◆ To be done: Return the data exactly, with all pictures removed.

◆ Source material:
* BEGIN *

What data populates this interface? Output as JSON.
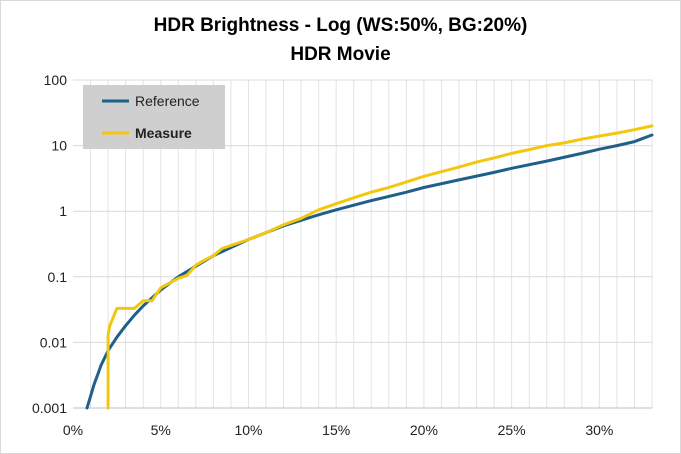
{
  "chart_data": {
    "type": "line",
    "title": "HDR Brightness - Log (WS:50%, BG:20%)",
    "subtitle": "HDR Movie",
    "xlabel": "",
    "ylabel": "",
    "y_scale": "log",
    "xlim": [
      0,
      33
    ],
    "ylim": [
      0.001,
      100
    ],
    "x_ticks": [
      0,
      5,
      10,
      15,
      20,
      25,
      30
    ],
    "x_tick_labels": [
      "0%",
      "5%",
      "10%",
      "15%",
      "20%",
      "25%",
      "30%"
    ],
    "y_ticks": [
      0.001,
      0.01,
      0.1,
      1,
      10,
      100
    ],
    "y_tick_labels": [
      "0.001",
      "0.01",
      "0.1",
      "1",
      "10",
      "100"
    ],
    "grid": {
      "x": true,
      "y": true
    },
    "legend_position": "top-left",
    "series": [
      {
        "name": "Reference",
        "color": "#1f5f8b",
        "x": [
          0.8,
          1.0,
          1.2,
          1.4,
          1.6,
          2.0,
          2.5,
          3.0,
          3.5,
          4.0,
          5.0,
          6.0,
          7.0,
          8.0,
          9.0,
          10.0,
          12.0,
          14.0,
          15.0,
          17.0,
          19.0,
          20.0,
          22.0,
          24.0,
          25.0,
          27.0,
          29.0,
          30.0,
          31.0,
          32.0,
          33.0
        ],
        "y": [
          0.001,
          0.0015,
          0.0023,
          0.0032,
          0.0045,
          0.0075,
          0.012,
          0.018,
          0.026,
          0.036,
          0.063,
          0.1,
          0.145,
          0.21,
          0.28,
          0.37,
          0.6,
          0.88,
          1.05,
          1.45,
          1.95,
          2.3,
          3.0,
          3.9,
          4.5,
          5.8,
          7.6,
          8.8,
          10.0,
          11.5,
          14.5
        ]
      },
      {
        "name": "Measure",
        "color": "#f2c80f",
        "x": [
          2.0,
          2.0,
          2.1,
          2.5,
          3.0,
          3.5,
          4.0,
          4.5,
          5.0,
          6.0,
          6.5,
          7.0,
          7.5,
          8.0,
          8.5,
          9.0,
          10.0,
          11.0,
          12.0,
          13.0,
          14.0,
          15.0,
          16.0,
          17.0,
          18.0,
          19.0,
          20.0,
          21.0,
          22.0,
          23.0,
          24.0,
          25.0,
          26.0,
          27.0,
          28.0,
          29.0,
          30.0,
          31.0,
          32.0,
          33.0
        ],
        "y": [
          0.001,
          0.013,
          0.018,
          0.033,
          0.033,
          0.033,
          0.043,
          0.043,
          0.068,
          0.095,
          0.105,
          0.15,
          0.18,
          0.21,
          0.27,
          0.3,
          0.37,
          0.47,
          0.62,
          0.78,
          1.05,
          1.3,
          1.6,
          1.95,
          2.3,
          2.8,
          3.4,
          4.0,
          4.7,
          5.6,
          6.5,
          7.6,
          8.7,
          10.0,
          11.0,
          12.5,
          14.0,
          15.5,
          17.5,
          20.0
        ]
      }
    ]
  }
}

* END *

◆ Right answer:
What data populates this interface? Output as JSON.
{
  "chart_data": {
    "type": "line",
    "title": "HDR Brightness - Log (WS:50%, BG:20%)",
    "subtitle": "HDR Movie",
    "xlabel": "",
    "ylabel": "",
    "y_scale": "log",
    "xlim": [
      0,
      33
    ],
    "ylim": [
      0.001,
      100
    ],
    "x_ticks": [
      0,
      5,
      10,
      15,
      20,
      25,
      30
    ],
    "x_tick_labels": [
      "0%",
      "5%",
      "10%",
      "15%",
      "20%",
      "25%",
      "30%"
    ],
    "y_ticks": [
      0.001,
      0.01,
      0.1,
      1,
      10,
      100
    ],
    "y_tick_labels": [
      "0.001",
      "0.01",
      "0.1",
      "1",
      "10",
      "100"
    ],
    "grid": {
      "x": true,
      "y": true
    },
    "legend_position": "top-left",
    "series": [
      {
        "name": "Reference",
        "color": "#1f5f8b",
        "x": [
          0.8,
          1.0,
          1.2,
          1.4,
          1.6,
          2.0,
          2.5,
          3.0,
          3.5,
          4.0,
          5.0,
          6.0,
          7.0,
          8.0,
          9.0,
          10.0,
          12.0,
          14.0,
          15.0,
          17.0,
          19.0,
          20.0,
          22.0,
          24.0,
          25.0,
          27.0,
          29.0,
          30.0,
          31.0,
          32.0,
          33.0
        ],
        "y": [
          0.001,
          0.0015,
          0.0023,
          0.0032,
          0.0045,
          0.0075,
          0.012,
          0.018,
          0.026,
          0.036,
          0.063,
          0.1,
          0.145,
          0.21,
          0.28,
          0.37,
          0.6,
          0.88,
          1.05,
          1.45,
          1.95,
          2.3,
          3.0,
          3.9,
          4.5,
          5.8,
          7.6,
          8.8,
          10.0,
          11.5,
          14.5
        ]
      },
      {
        "name": "Measure",
        "color": "#f2c80f",
        "x": [
          2.0,
          2.0,
          2.1,
          2.5,
          3.0,
          3.5,
          4.0,
          4.5,
          5.0,
          6.0,
          6.5,
          7.0,
          7.5,
          8.0,
          8.5,
          9.0,
          10.0,
          11.0,
          12.0,
          13.0,
          14.0,
          15.0,
          16.0,
          17.0,
          18.0,
          19.0,
          20.0,
          21.0,
          22.0,
          23.0,
          24.0,
          25.0,
          26.0,
          27.0,
          28.0,
          29.0,
          30.0,
          31.0,
          32.0,
          33.0
        ],
        "y": [
          0.001,
          0.013,
          0.018,
          0.033,
          0.033,
          0.033,
          0.043,
          0.043,
          0.068,
          0.095,
          0.105,
          0.15,
          0.18,
          0.21,
          0.27,
          0.3,
          0.37,
          0.47,
          0.62,
          0.78,
          1.05,
          1.3,
          1.6,
          1.95,
          2.3,
          2.8,
          3.4,
          4.0,
          4.7,
          5.6,
          6.5,
          7.6,
          8.7,
          10.0,
          11.0,
          12.5,
          14.0,
          15.5,
          17.5,
          20.0
        ]
      }
    ]
  }
}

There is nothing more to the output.